## DO THIS
Output all the data exactly. Pictures do not belong in the copy.

## Records that describe figures
— BEGIN —
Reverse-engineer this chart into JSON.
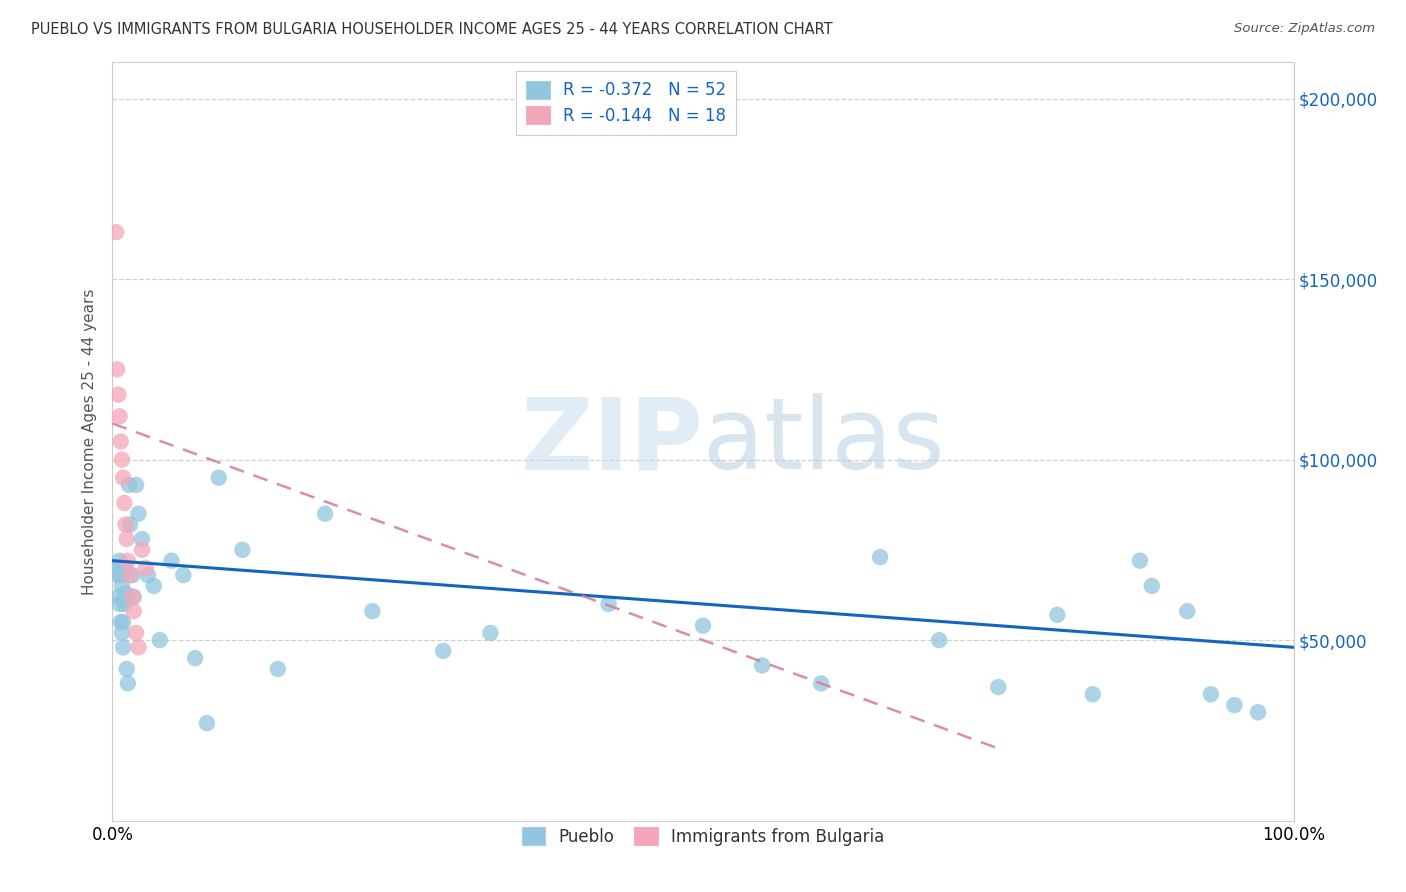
{
  "title": "PUEBLO VS IMMIGRANTS FROM BULGARIA HOUSEHOLDER INCOME AGES 25 - 44 YEARS CORRELATION CHART",
  "source_text": "Source: ZipAtlas.com",
  "ylabel": "Householder Income Ages 25 - 44 years",
  "xlim": [
    0,
    1.0
  ],
  "ylim": [
    0,
    210000
  ],
  "xtick_labels": [
    "0.0%",
    "100.0%"
  ],
  "ytick_labels": [
    "$50,000",
    "$100,000",
    "$150,000",
    "$200,000"
  ],
  "ytick_values": [
    50000,
    100000,
    150000,
    200000
  ],
  "legend_entry1": "R = -0.372   N = 52",
  "legend_entry2": "R = -0.144   N = 18",
  "pueblo_color": "#92c5de",
  "bulgaria_color": "#f4a6b8",
  "trendline_pueblo_color": "#1565c0",
  "trendline_bulgaria_color": "#d4799a",
  "watermark_zip": "ZIP",
  "watermark_atlas": "atlas",
  "background_color": "#ffffff",
  "grid_color": "#d0d0d0",
  "pueblo_x": [
    0.003,
    0.004,
    0.005,
    0.006,
    0.006,
    0.007,
    0.007,
    0.008,
    0.008,
    0.009,
    0.009,
    0.01,
    0.01,
    0.011,
    0.012,
    0.013,
    0.014,
    0.015,
    0.017,
    0.018,
    0.02,
    0.022,
    0.025,
    0.03,
    0.035,
    0.04,
    0.05,
    0.06,
    0.07,
    0.08,
    0.09,
    0.11,
    0.14,
    0.18,
    0.22,
    0.28,
    0.32,
    0.42,
    0.5,
    0.55,
    0.6,
    0.65,
    0.7,
    0.75,
    0.8,
    0.83,
    0.87,
    0.88,
    0.91,
    0.93,
    0.95,
    0.97
  ],
  "pueblo_y": [
    70000,
    68000,
    62000,
    72000,
    60000,
    68000,
    55000,
    52000,
    65000,
    55000,
    48000,
    70000,
    60000,
    63000,
    42000,
    38000,
    93000,
    82000,
    68000,
    62000,
    93000,
    85000,
    78000,
    68000,
    65000,
    50000,
    72000,
    68000,
    45000,
    27000,
    95000,
    75000,
    42000,
    85000,
    58000,
    47000,
    52000,
    60000,
    54000,
    43000,
    38000,
    73000,
    50000,
    37000,
    57000,
    35000,
    72000,
    65000,
    58000,
    35000,
    32000,
    30000
  ],
  "bulgaria_x": [
    0.003,
    0.004,
    0.005,
    0.006,
    0.007,
    0.008,
    0.009,
    0.01,
    0.011,
    0.012,
    0.013,
    0.015,
    0.017,
    0.018,
    0.02,
    0.022,
    0.025,
    0.028
  ],
  "bulgaria_y": [
    163000,
    125000,
    118000,
    112000,
    105000,
    100000,
    95000,
    88000,
    82000,
    78000,
    72000,
    68000,
    62000,
    58000,
    52000,
    48000,
    75000,
    70000
  ],
  "pueblo_trend_x": [
    0.0,
    1.0
  ],
  "pueblo_trend_y": [
    72000,
    48000
  ],
  "bulgaria_trend_x": [
    0.0,
    0.75
  ],
  "bulgaria_trend_y": [
    110000,
    20000
  ]
}
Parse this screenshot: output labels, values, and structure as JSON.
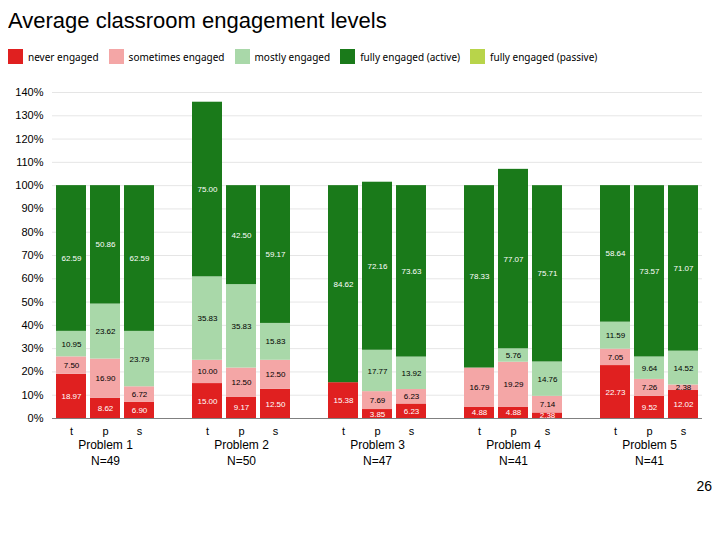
{
  "chart_data": {
    "type": "bar",
    "title": "Average classroom engagement levels",
    "page_number": "26",
    "stacked": true,
    "data_labels": true,
    "grid": true,
    "legend": "top",
    "categories": [
      "t",
      "p",
      "s",
      "t",
      "p",
      "s",
      "t",
      "p",
      "s",
      "t",
      "p",
      "s",
      "t",
      "p",
      "s"
    ],
    "groups": [
      {
        "label": "Problem 1",
        "n": "N=49"
      },
      {
        "label": "Problem 2",
        "n": "N=50"
      },
      {
        "label": "Problem 3",
        "n": "N=47"
      },
      {
        "label": "Problem 4",
        "n": "N=41"
      },
      {
        "label": "Problem 5",
        "n": "N=41"
      }
    ],
    "series": [
      {
        "name": "never engaged",
        "color": "#e02020",
        "values": [
          18.97,
          8.62,
          6.9,
          15.0,
          9.17,
          12.5,
          15.38,
          3.85,
          6.23,
          4.88,
          4.88,
          2.38,
          22.73,
          9.52,
          12.02
        ],
        "value_labels": [
          "18.97",
          "8.62",
          "6.90",
          "15.00",
          "9.17",
          "12.50",
          "15.38",
          "3.85",
          "6.23",
          "4.88",
          "4.88",
          "2.38",
          "22.73",
          "9.52",
          "12.02"
        ]
      },
      {
        "name": "sometimes engaged",
        "color": "#f4a6a6",
        "values": [
          7.5,
          16.9,
          6.72,
          10.0,
          12.5,
          12.5,
          0.0,
          7.69,
          6.23,
          16.79,
          19.29,
          7.14,
          7.05,
          7.26,
          2.38
        ],
        "value_labels": [
          "7.50",
          "16.90",
          "6.72",
          "10.00",
          "12.50",
          "12.50",
          null,
          "7.69",
          "6.23",
          "16.79",
          "19.29",
          "7.14",
          "7.05",
          "7.26",
          "2.38"
        ]
      },
      {
        "name": "mostly engaged",
        "color": "#a9d8a9",
        "values": [
          10.95,
          23.62,
          23.79,
          35.83,
          35.83,
          15.83,
          0.0,
          17.77,
          13.92,
          0.0,
          5.76,
          14.76,
          11.59,
          9.64,
          14.52
        ],
        "value_labels": [
          "10.95",
          "23.62",
          "23.79",
          "35.83",
          "35.83",
          "15.83",
          null,
          "17.77",
          "13.92",
          null,
          "5.76",
          "14.76",
          "11.59",
          "9.64",
          "14.52"
        ]
      },
      {
        "name": "fully engaged (active)",
        "color": "#1a7a1a",
        "values": [
          62.59,
          50.86,
          62.59,
          75.0,
          42.5,
          59.17,
          84.62,
          72.16,
          73.63,
          78.33,
          77.07,
          75.71,
          58.64,
          73.57,
          71.07
        ],
        "value_labels": [
          "62.59",
          "50.86",
          "62.59",
          "75.00",
          "42.50",
          "59.17",
          "84.62",
          "72.16",
          "73.63",
          "78.33",
          "77.07",
          "75.71",
          "58.64",
          "73.57",
          "71.07"
        ]
      },
      {
        "name": "fully engaged (passive)",
        "color": "#b8d44a",
        "values": [
          0.0,
          0.0,
          0.0,
          0.0,
          0.0,
          0.0,
          0.0,
          0.0,
          0.0,
          0.0,
          0.0,
          0.0,
          0.0,
          0.0,
          0.0
        ],
        "value_labels": [
          null,
          null,
          null,
          null,
          null,
          null,
          null,
          null,
          null,
          null,
          null,
          null,
          null,
          null,
          null
        ]
      }
    ],
    "ylim": [
      0,
      140
    ],
    "yticks": [
      {
        "value": 0,
        "label": "0%"
      },
      {
        "value": 10,
        "label": "10%"
      },
      {
        "value": 20,
        "label": "20%"
      },
      {
        "value": 30,
        "label": "30%"
      },
      {
        "value": 40,
        "label": "40%"
      },
      {
        "value": 50,
        "label": "50%"
      },
      {
        "value": 60,
        "label": "60%"
      },
      {
        "value": 70,
        "label": "70%"
      },
      {
        "value": 80,
        "label": "80%"
      },
      {
        "value": 90,
        "label": "90%"
      },
      {
        "value": 100,
        "label": "100%"
      },
      {
        "value": 110,
        "label": "110%"
      },
      {
        "value": 120,
        "label": "120%"
      },
      {
        "value": 130,
        "label": "130%"
      },
      {
        "value": 140,
        "label": "140%"
      }
    ]
  }
}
— END —
## FINAL RESULT
Reverse-engineer this chart into JSON.
{
  "title": "PUEBLO VS IMMIGRANTS FROM BULGARIA HOUSEHOLDER INCOME AGES 25 - 44 YEARS CORRELATION CHART",
  "source_text": "Source: ZipAtlas.com",
  "ylabel": "Householder Income Ages 25 - 44 years",
  "xlim": [
    0,
    1.0
  ],
  "ylim": [
    0,
    210000
  ],
  "xtick_labels": [
    "0.0%",
    "100.0%"
  ],
  "ytick_labels": [
    "$50,000",
    "$100,000",
    "$150,000",
    "$200,000"
  ],
  "ytick_values": [
    50000,
    100000,
    150000,
    200000
  ],
  "legend_entry1": "R = -0.372   N = 52",
  "legend_entry2": "R = -0.144   N = 18",
  "pueblo_color": "#92c5de",
  "bulgaria_color": "#f4a6b8",
  "trendline_pueblo_color": "#1565c0",
  "trendline_bulgaria_color": "#d4799a",
  "watermark_zip": "ZIP",
  "watermark_atlas": "atlas",
  "background_color": "#ffffff",
  "grid_color": "#d0d0d0",
  "pueblo_x": [
    0.003,
    0.004,
    0.005,
    0.006,
    0.006,
    0.007,
    0.007,
    0.008,
    0.008,
    0.009,
    0.009,
    0.01,
    0.01,
    0.011,
    0.012,
    0.013,
    0.014,
    0.015,
    0.017,
    0.018,
    0.02,
    0.022,
    0.025,
    0.03,
    0.035,
    0.04,
    0.05,
    0.06,
    0.07,
    0.08,
    0.09,
    0.11,
    0.14,
    0.18,
    0.22,
    0.28,
    0.32,
    0.42,
    0.5,
    0.55,
    0.6,
    0.65,
    0.7,
    0.75,
    0.8,
    0.83,
    0.87,
    0.88,
    0.91,
    0.93,
    0.95,
    0.97
  ],
  "pueblo_y": [
    70000,
    68000,
    62000,
    72000,
    60000,
    68000,
    55000,
    52000,
    65000,
    55000,
    48000,
    70000,
    60000,
    63000,
    42000,
    38000,
    93000,
    82000,
    68000,
    62000,
    93000,
    85000,
    78000,
    68000,
    65000,
    50000,
    72000,
    68000,
    45000,
    27000,
    95000,
    75000,
    42000,
    85000,
    58000,
    47000,
    52000,
    60000,
    54000,
    43000,
    38000,
    73000,
    50000,
    37000,
    57000,
    35000,
    72000,
    65000,
    58000,
    35000,
    32000,
    30000
  ],
  "bulgaria_x": [
    0.003,
    0.004,
    0.005,
    0.006,
    0.007,
    0.008,
    0.009,
    0.01,
    0.011,
    0.012,
    0.013,
    0.015,
    0.017,
    0.018,
    0.02,
    0.022,
    0.025,
    0.028
  ],
  "bulgaria_y": [
    163000,
    125000,
    118000,
    112000,
    105000,
    100000,
    95000,
    88000,
    82000,
    78000,
    72000,
    68000,
    62000,
    58000,
    52000,
    48000,
    75000,
    70000
  ],
  "pueblo_trend_x": [
    0.0,
    1.0
  ],
  "pueblo_trend_y": [
    72000,
    48000
  ],
  "bulgaria_trend_x": [
    0.0,
    0.75
  ],
  "bulgaria_trend_y": [
    110000,
    20000
  ]
}
Parse this screenshot: output labels, values, and structure as JSON.
{
  "chart_data": {
    "type": "bar",
    "title": "Average classroom engagement levels",
    "page_number": "26",
    "stacked": true,
    "data_labels": true,
    "grid": true,
    "legend": "top",
    "categories": [
      "t",
      "p",
      "s",
      "t",
      "p",
      "s",
      "t",
      "p",
      "s",
      "t",
      "p",
      "s",
      "t",
      "p",
      "s"
    ],
    "groups": [
      {
        "label": "Problem 1",
        "n": "N=49"
      },
      {
        "label": "Problem 2",
        "n": "N=50"
      },
      {
        "label": "Problem 3",
        "n": "N=47"
      },
      {
        "label": "Problem 4",
        "n": "N=41"
      },
      {
        "label": "Problem 5",
        "n": "N=41"
      }
    ],
    "series": [
      {
        "name": "never engaged",
        "color": "#e02020",
        "values": [
          18.97,
          8.62,
          6.9,
          15.0,
          9.17,
          12.5,
          15.38,
          3.85,
          6.23,
          4.88,
          4.88,
          2.38,
          22.73,
          9.52,
          12.02
        ],
        "value_labels": [
          "18.97",
          "8.62",
          "6.90",
          "15.00",
          "9.17",
          "12.50",
          "15.38",
          "3.85",
          "6.23",
          "4.88",
          "4.88",
          "2.38",
          "22.73",
          "9.52",
          "12.02"
        ]
      },
      {
        "name": "sometimes engaged",
        "color": "#f4a6a6",
        "values": [
          7.5,
          16.9,
          6.72,
          10.0,
          12.5,
          12.5,
          0.0,
          7.69,
          6.23,
          16.79,
          19.29,
          7.14,
          7.05,
          7.26,
          2.38
        ],
        "value_labels": [
          "7.50",
          "16.90",
          "6.72",
          "10.00",
          "12.50",
          "12.50",
          null,
          "7.69",
          "6.23",
          "16.79",
          "19.29",
          "7.14",
          "7.05",
          "7.26",
          "2.38"
        ]
      },
      {
        "name": "mostly engaged",
        "color": "#a9d8a9",
        "values": [
          10.95,
          23.62,
          23.79,
          35.83,
          35.83,
          15.83,
          0.0,
          17.77,
          13.92,
          0.0,
          5.76,
          14.76,
          11.59,
          9.64,
          14.52
        ],
        "value_labels": [
          "10.95",
          "23.62",
          "23.79",
          "35.83",
          "35.83",
          "15.83",
          null,
          "17.77",
          "13.92",
          null,
          "5.76",
          "14.76",
          "11.59",
          "9.64",
          "14.52"
        ]
      },
      {
        "name": "fully engaged (active)",
        "color": "#1a7a1a",
        "values": [
          62.59,
          50.86,
          62.59,
          75.0,
          42.5,
          59.17,
          84.62,
          72.16,
          73.63,
          78.33,
          77.07,
          75.71,
          58.64,
          73.57,
          71.07
        ],
        "value_labels": [
          "62.59",
          "50.86",
          "62.59",
          "75.00",
          "42.50",
          "59.17",
          "84.62",
          "72.16",
          "73.63",
          "78.33",
          "77.07",
          "75.71",
          "58.64",
          "73.57",
          "71.07"
        ]
      },
      {
        "name": "fully engaged (passive)",
        "color": "#b8d44a",
        "values": [
          0.0,
          0.0,
          0.0,
          0.0,
          0.0,
          0.0,
          0.0,
          0.0,
          0.0,
          0.0,
          0.0,
          0.0,
          0.0,
          0.0,
          0.0
        ],
        "value_labels": [
          null,
          null,
          null,
          null,
          null,
          null,
          null,
          null,
          null,
          null,
          null,
          null,
          null,
          null,
          null
        ]
      }
    ],
    "ylim": [
      0,
      140
    ],
    "yticks": [
      {
        "value": 0,
        "label": "0%"
      },
      {
        "value": 10,
        "label": "10%"
      },
      {
        "value": 20,
        "label": "20%"
      },
      {
        "value": 30,
        "label": "30%"
      },
      {
        "value": 40,
        "label": "40%"
      },
      {
        "value": 50,
        "label": "50%"
      },
      {
        "value": 60,
        "label": "60%"
      },
      {
        "value": 70,
        "label": "70%"
      },
      {
        "value": 80,
        "label": "80%"
      },
      {
        "value": 90,
        "label": "90%"
      },
      {
        "value": 100,
        "label": "100%"
      },
      {
        "value": 110,
        "label": "110%"
      },
      {
        "value": 120,
        "label": "120%"
      },
      {
        "value": 130,
        "label": "130%"
      },
      {
        "value": 140,
        "label": "140%"
      }
    ]
  }
}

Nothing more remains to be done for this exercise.